Directions
Only the pictures are left out: repeat the rest of the entries exactly.

Supplied data
_ _ _ _
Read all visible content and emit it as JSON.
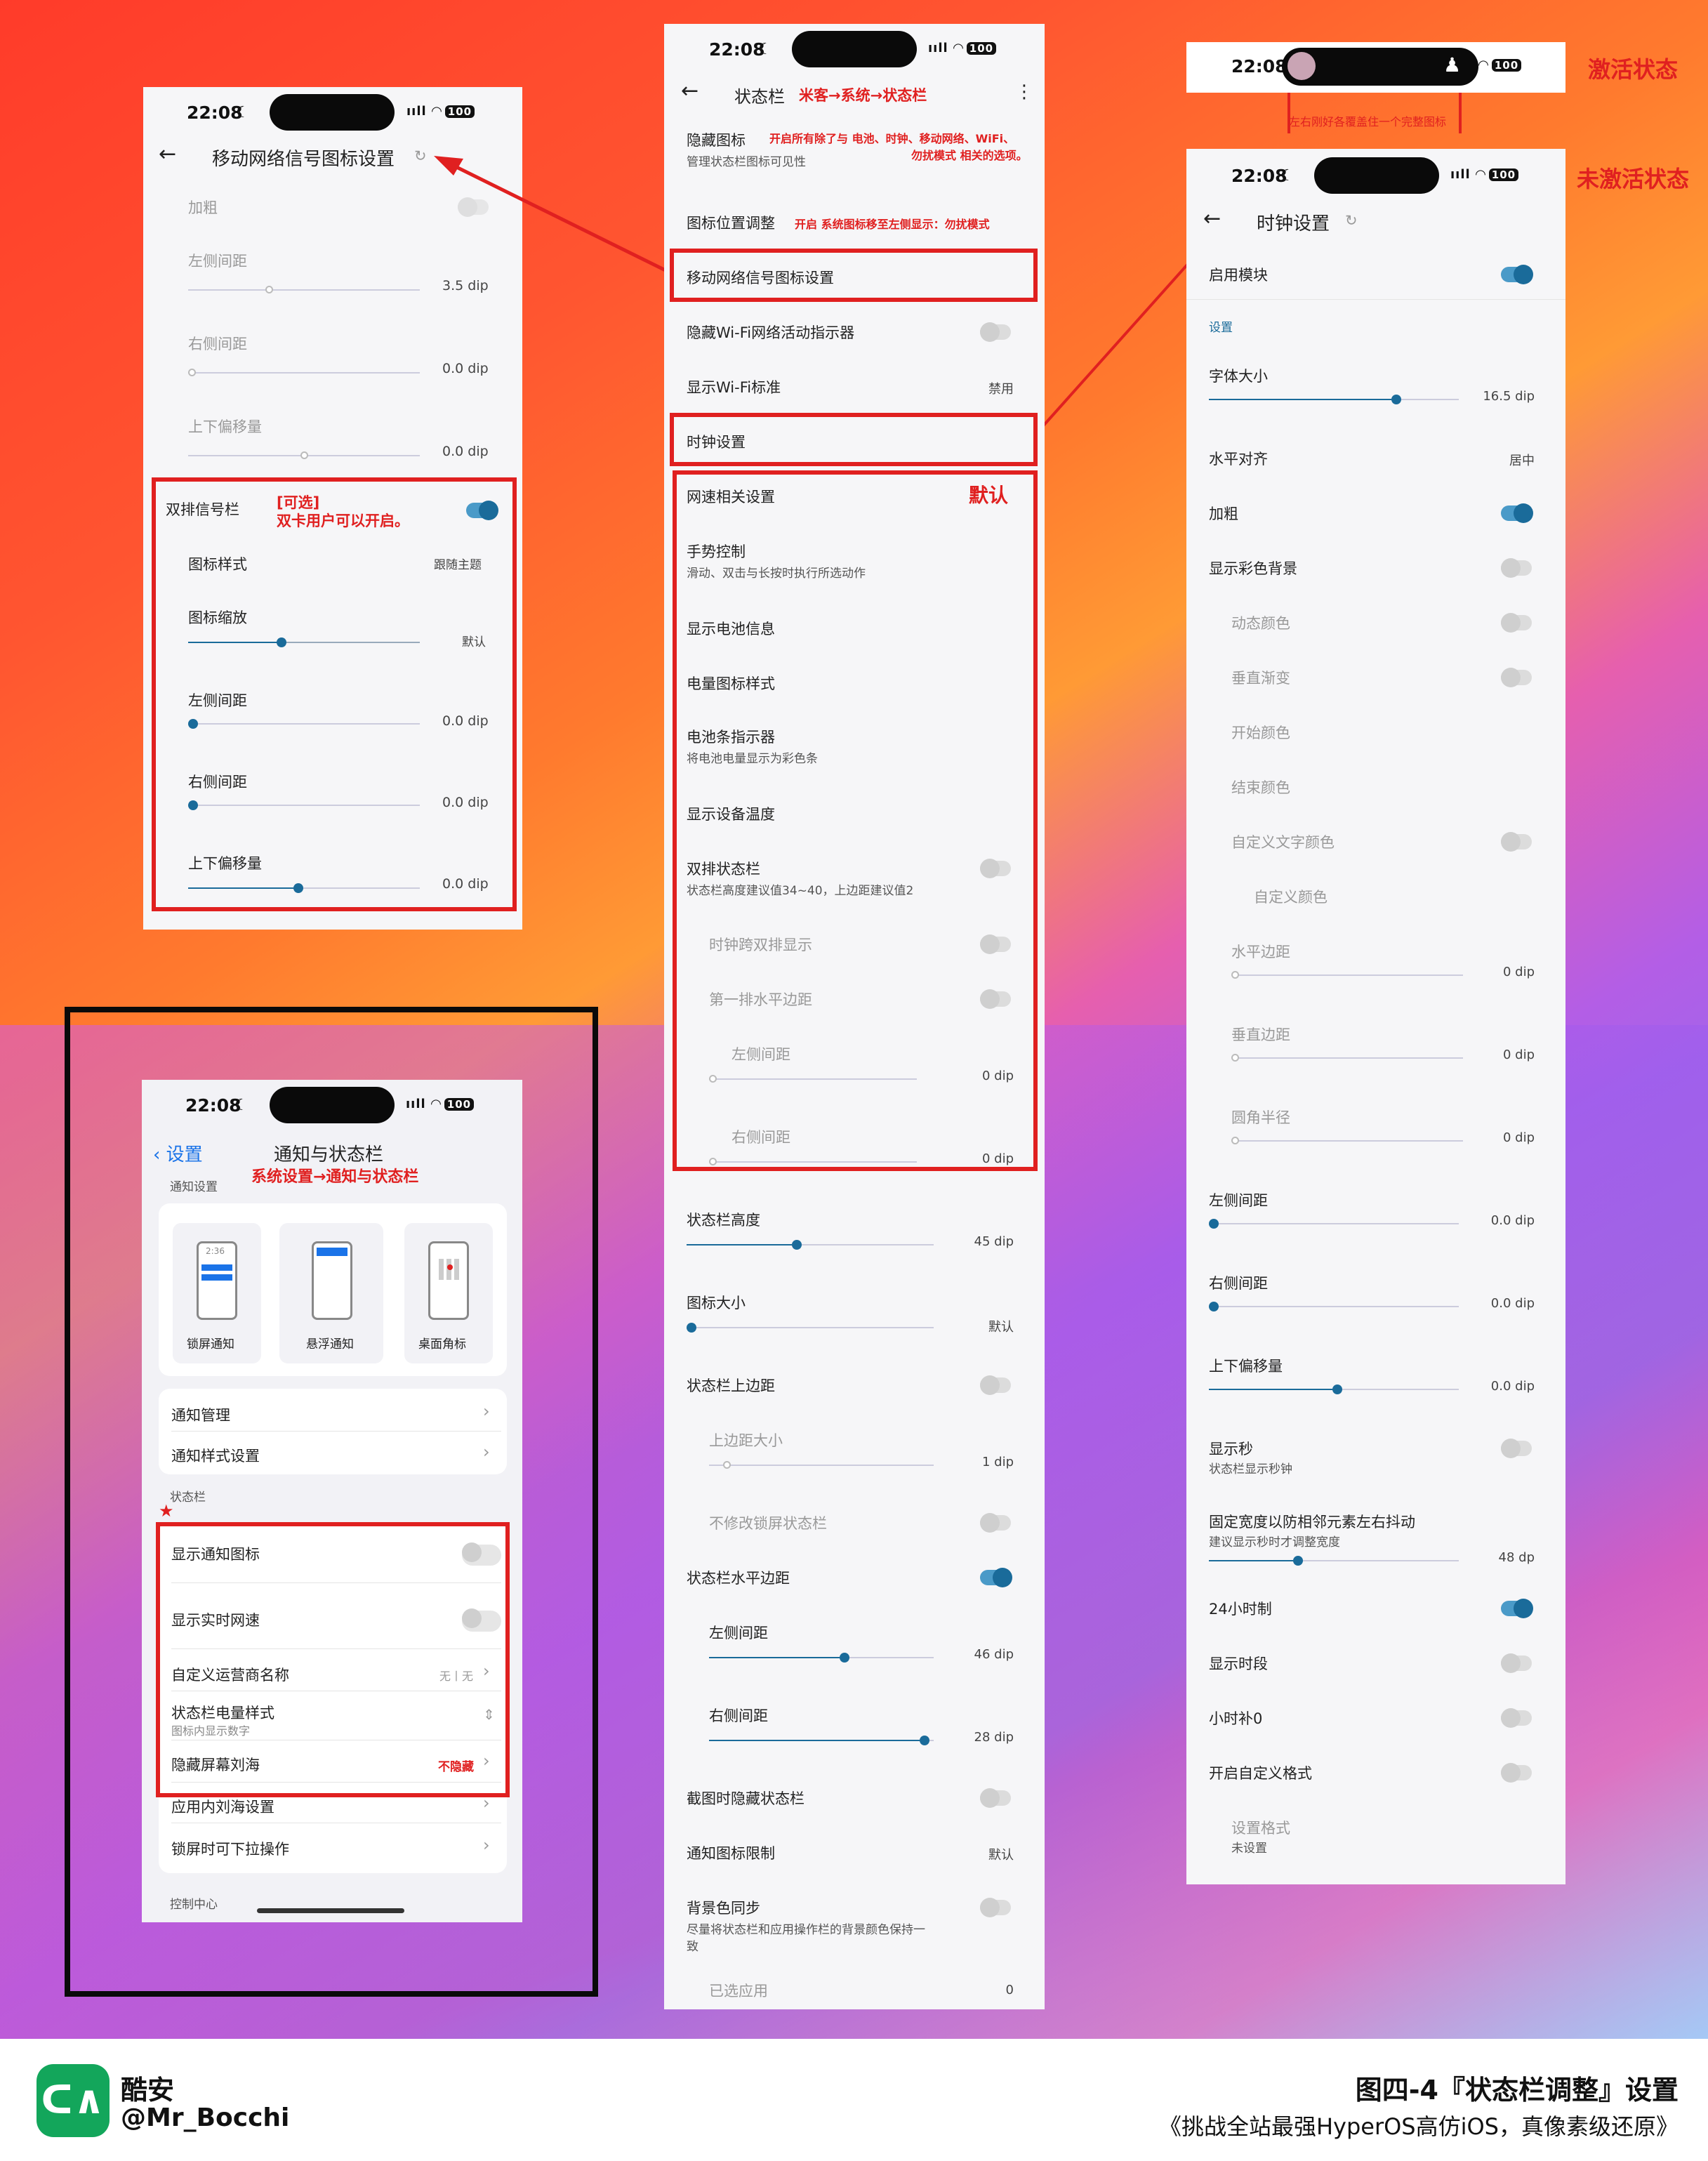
{
  "colors": {
    "accent": "#1a6b9a",
    "annotation": "#e02020",
    "ios_blue": "#1a73e8"
  },
  "status_bar": {
    "time": "22:08",
    "battery": "100"
  },
  "labels": {
    "active_state": "激活状态",
    "inactive_state": "未激活状态",
    "island_note": "左右刚好各覆盖住一个完整图标"
  },
  "mobile_signal": {
    "title": "移动网络信号图标设置",
    "rows": [
      {
        "label": "加粗"
      },
      {
        "label": "左侧间距",
        "value": "3.5 dip"
      },
      {
        "label": "右侧间距",
        "value": "0.0 dip"
      },
      {
        "label": "上下偏移量",
        "value": "0.0 dip"
      },
      {
        "label": "双排信号栏"
      },
      {
        "label": "图标样式",
        "value": "跟随主题"
      },
      {
        "label": "图标缩放",
        "value": "默认"
      },
      {
        "label": "左侧间距",
        "value": "0.0 dip"
      },
      {
        "label": "右侧间距",
        "value": "0.0 dip"
      },
      {
        "label": "上下偏移量",
        "value": "0.0 dip"
      }
    ],
    "note_optional": "[可选]",
    "note_dual": "双卡用户可以开启。"
  },
  "statusbar_page": {
    "title": "状态栏",
    "path_note": "米客→系统→状态栏",
    "rows": [
      {
        "label": "隐藏图标",
        "sub": "管理状态栏图标可见性",
        "note1": "开启所有除了与 电池、时钟、移动网络、WiFi、",
        "note2": "勿扰模式 相关的选项。"
      },
      {
        "label": "图标位置调整",
        "note": "开启 系统图标移至左侧显示：勿扰模式"
      },
      {
        "label": "移动网络信号图标设置"
      },
      {
        "label": "隐藏Wi-Fi网络活动指示器"
      },
      {
        "label": "显示Wi-Fi标准",
        "value": "禁用"
      },
      {
        "label": "时钟设置"
      },
      {
        "label": "网速相关设置",
        "note": "默认"
      },
      {
        "label": "手势控制",
        "sub": "滑动、双击与长按时执行所选动作"
      },
      {
        "label": "显示电池信息"
      },
      {
        "label": "电量图标样式"
      },
      {
        "label": "电池条指示器",
        "sub": "将电池电量显示为彩色条"
      },
      {
        "label": "显示设备温度"
      },
      {
        "label": "双排状态栏",
        "sub": "状态栏高度建议值34~40，上边距建议值2"
      },
      {
        "label": "时钟跨双排显示"
      },
      {
        "label": "第一排水平边距"
      },
      {
        "label": "左侧间距",
        "value": "0 dip"
      },
      {
        "label": "右侧间距",
        "value": "0 dip"
      },
      {
        "label": "状态栏高度",
        "value": "45 dip"
      },
      {
        "label": "图标大小",
        "value": "默认"
      },
      {
        "label": "状态栏上边距"
      },
      {
        "label": "上边距大小",
        "value": "1 dip"
      },
      {
        "label": "不修改锁屏状态栏"
      },
      {
        "label": "状态栏水平边距"
      },
      {
        "label": "左侧间距",
        "value": "46 dip"
      },
      {
        "label": "右侧间距",
        "value": "28 dip"
      },
      {
        "label": "截图时隐藏状态栏"
      },
      {
        "label": "通知图标限制",
        "value": "默认"
      },
      {
        "label": "背景色同步",
        "sub1": "尽量将状态栏和应用操作栏的背景颜色保持一",
        "sub2": "致"
      },
      {
        "label": "已选应用",
        "value": "0"
      }
    ]
  },
  "clock_page": {
    "title": "时钟设置",
    "rows": [
      {
        "label": "启用模块"
      },
      {
        "label": "设置"
      },
      {
        "label": "字体大小",
        "value": "16.5 dip"
      },
      {
        "label": "水平对齐",
        "value": "居中"
      },
      {
        "label": "加粗"
      },
      {
        "label": "显示彩色背景"
      },
      {
        "label": "动态颜色"
      },
      {
        "label": "垂直渐变"
      },
      {
        "label": "开始颜色"
      },
      {
        "label": "结束颜色"
      },
      {
        "label": "自定义文字颜色"
      },
      {
        "label": "自定义颜色"
      },
      {
        "label": "水平边距",
        "value": "0 dip"
      },
      {
        "label": "垂直边距",
        "value": "0 dip"
      },
      {
        "label": "圆角半径",
        "value": "0 dip"
      },
      {
        "label": "左侧间距",
        "value": "0.0 dip"
      },
      {
        "label": "右侧间距",
        "value": "0.0 dip"
      },
      {
        "label": "上下偏移量",
        "value": "0.0 dip"
      },
      {
        "label": "显示秒",
        "sub": "状态栏显示秒钟"
      },
      {
        "label": "固定宽度以防相邻元素左右抖动",
        "sub": "建议显示秒时才调整宽度",
        "value": "48 dp"
      },
      {
        "label": "24小时制"
      },
      {
        "label": "显示时段"
      },
      {
        "label": "小时补0"
      },
      {
        "label": "开启自定义格式"
      },
      {
        "label": "设置格式",
        "sub": "未设置"
      }
    ]
  },
  "notif_page": {
    "back": "设置",
    "title": "通知与状态栏",
    "path_note": "系统设置→通知与状态栏",
    "section1": "通知设置",
    "cards": [
      "锁屏通知",
      "悬浮通知",
      "桌面角标"
    ],
    "mini_time": "2:36",
    "rows1": [
      "通知管理",
      "通知样式设置"
    ],
    "section2": "状态栏",
    "star": "★",
    "rows2": [
      {
        "label": "显示通知图标"
      },
      {
        "label": "显示实时网速"
      },
      {
        "label": "自定义运营商名称",
        "value": "无丨无"
      },
      {
        "label": "状态栏电量样式",
        "sub": "图标内显示数字"
      },
      {
        "label": "隐藏屏幕刘海",
        "value": "不隐藏"
      },
      {
        "label": "应用内刘海设置"
      },
      {
        "label": "锁屏时可下拉操作"
      }
    ],
    "section3": "控制中心"
  },
  "footer": {
    "brand": "酷安",
    "user": "@Mr_Bocchi",
    "figure": "图四-4『状态栏调整』设置",
    "subtitle": "《挑战全站最强HyperOS高仿iOS，真像素级还原》"
  }
}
_ _ _ _
Written answer
Read all visible content and emit it as JSON.
{
  "colors": {
    "accent": "#1a6b9a",
    "annotation": "#e02020",
    "ios_blue": "#1a73e8"
  },
  "status_bar": {
    "time": "22:08",
    "battery": "100"
  },
  "labels": {
    "active_state": "激活状态",
    "inactive_state": "未激活状态",
    "island_note": "左右刚好各覆盖住一个完整图标"
  },
  "mobile_signal": {
    "title": "移动网络信号图标设置",
    "rows": [
      {
        "label": "加粗"
      },
      {
        "label": "左侧间距",
        "value": "3.5 dip"
      },
      {
        "label": "右侧间距",
        "value": "0.0 dip"
      },
      {
        "label": "上下偏移量",
        "value": "0.0 dip"
      },
      {
        "label": "双排信号栏"
      },
      {
        "label": "图标样式",
        "value": "跟随主题"
      },
      {
        "label": "图标缩放",
        "value": "默认"
      },
      {
        "label": "左侧间距",
        "value": "0.0 dip"
      },
      {
        "label": "右侧间距",
        "value": "0.0 dip"
      },
      {
        "label": "上下偏移量",
        "value": "0.0 dip"
      }
    ],
    "note_optional": "[可选]",
    "note_dual": "双卡用户可以开启。"
  },
  "statusbar_page": {
    "title": "状态栏",
    "path_note": "米客→系统→状态栏",
    "rows": [
      {
        "label": "隐藏图标",
        "sub": "管理状态栏图标可见性",
        "note1": "开启所有除了与 电池、时钟、移动网络、WiFi、",
        "note2": "勿扰模式 相关的选项。"
      },
      {
        "label": "图标位置调整",
        "note": "开启 系统图标移至左侧显示：勿扰模式"
      },
      {
        "label": "移动网络信号图标设置"
      },
      {
        "label": "隐藏Wi-Fi网络活动指示器"
      },
      {
        "label": "显示Wi-Fi标准",
        "value": "禁用"
      },
      {
        "label": "时钟设置"
      },
      {
        "label": "网速相关设置",
        "note": "默认"
      },
      {
        "label": "手势控制",
        "sub": "滑动、双击与长按时执行所选动作"
      },
      {
        "label": "显示电池信息"
      },
      {
        "label": "电量图标样式"
      },
      {
        "label": "电池条指示器",
        "sub": "将电池电量显示为彩色条"
      },
      {
        "label": "显示设备温度"
      },
      {
        "label": "双排状态栏",
        "sub": "状态栏高度建议值34~40，上边距建议值2"
      },
      {
        "label": "时钟跨双排显示"
      },
      {
        "label": "第一排水平边距"
      },
      {
        "label": "左侧间距",
        "value": "0 dip"
      },
      {
        "label": "右侧间距",
        "value": "0 dip"
      },
      {
        "label": "状态栏高度",
        "value": "45 dip"
      },
      {
        "label": "图标大小",
        "value": "默认"
      },
      {
        "label": "状态栏上边距"
      },
      {
        "label": "上边距大小",
        "value": "1 dip"
      },
      {
        "label": "不修改锁屏状态栏"
      },
      {
        "label": "状态栏水平边距"
      },
      {
        "label": "左侧间距",
        "value": "46 dip"
      },
      {
        "label": "右侧间距",
        "value": "28 dip"
      },
      {
        "label": "截图时隐藏状态栏"
      },
      {
        "label": "通知图标限制",
        "value": "默认"
      },
      {
        "label": "背景色同步",
        "sub1": "尽量将状态栏和应用操作栏的背景颜色保持一",
        "sub2": "致"
      },
      {
        "label": "已选应用",
        "value": "0"
      }
    ]
  },
  "clock_page": {
    "title": "时钟设置",
    "rows": [
      {
        "label": "启用模块"
      },
      {
        "label": "设置"
      },
      {
        "label": "字体大小",
        "value": "16.5 dip"
      },
      {
        "label": "水平对齐",
        "value": "居中"
      },
      {
        "label": "加粗"
      },
      {
        "label": "显示彩色背景"
      },
      {
        "label": "动态颜色"
      },
      {
        "label": "垂直渐变"
      },
      {
        "label": "开始颜色"
      },
      {
        "label": "结束颜色"
      },
      {
        "label": "自定义文字颜色"
      },
      {
        "label": "自定义颜色"
      },
      {
        "label": "水平边距",
        "value": "0 dip"
      },
      {
        "label": "垂直边距",
        "value": "0 dip"
      },
      {
        "label": "圆角半径",
        "value": "0 dip"
      },
      {
        "label": "左侧间距",
        "value": "0.0 dip"
      },
      {
        "label": "右侧间距",
        "value": "0.0 dip"
      },
      {
        "label": "上下偏移量",
        "value": "0.0 dip"
      },
      {
        "label": "显示秒",
        "sub": "状态栏显示秒钟"
      },
      {
        "label": "固定宽度以防相邻元素左右抖动",
        "sub": "建议显示秒时才调整宽度",
        "value": "48 dp"
      },
      {
        "label": "24小时制"
      },
      {
        "label": "显示时段"
      },
      {
        "label": "小时补0"
      },
      {
        "label": "开启自定义格式"
      },
      {
        "label": "设置格式",
        "sub": "未设置"
      }
    ]
  },
  "notif_page": {
    "back": "设置",
    "title": "通知与状态栏",
    "path_note": "系统设置→通知与状态栏",
    "section1": "通知设置",
    "cards": [
      "锁屏通知",
      "悬浮通知",
      "桌面角标"
    ],
    "mini_time": "2:36",
    "rows1": [
      "通知管理",
      "通知样式设置"
    ],
    "section2": "状态栏",
    "star": "★",
    "rows2": [
      {
        "label": "显示通知图标"
      },
      {
        "label": "显示实时网速"
      },
      {
        "label": "自定义运营商名称",
        "value": "无丨无"
      },
      {
        "label": "状态栏电量样式",
        "sub": "图标内显示数字"
      },
      {
        "label": "隐藏屏幕刘海",
        "value": "不隐藏"
      },
      {
        "label": "应用内刘海设置"
      },
      {
        "label": "锁屏时可下拉操作"
      }
    ],
    "section3": "控制中心"
  },
  "footer": {
    "brand": "酷安",
    "user": "@Mr_Bocchi",
    "figure": "图四-4『状态栏调整』设置",
    "subtitle": "《挑战全站最强HyperOS高仿iOS，真像素级还原》"
  }
}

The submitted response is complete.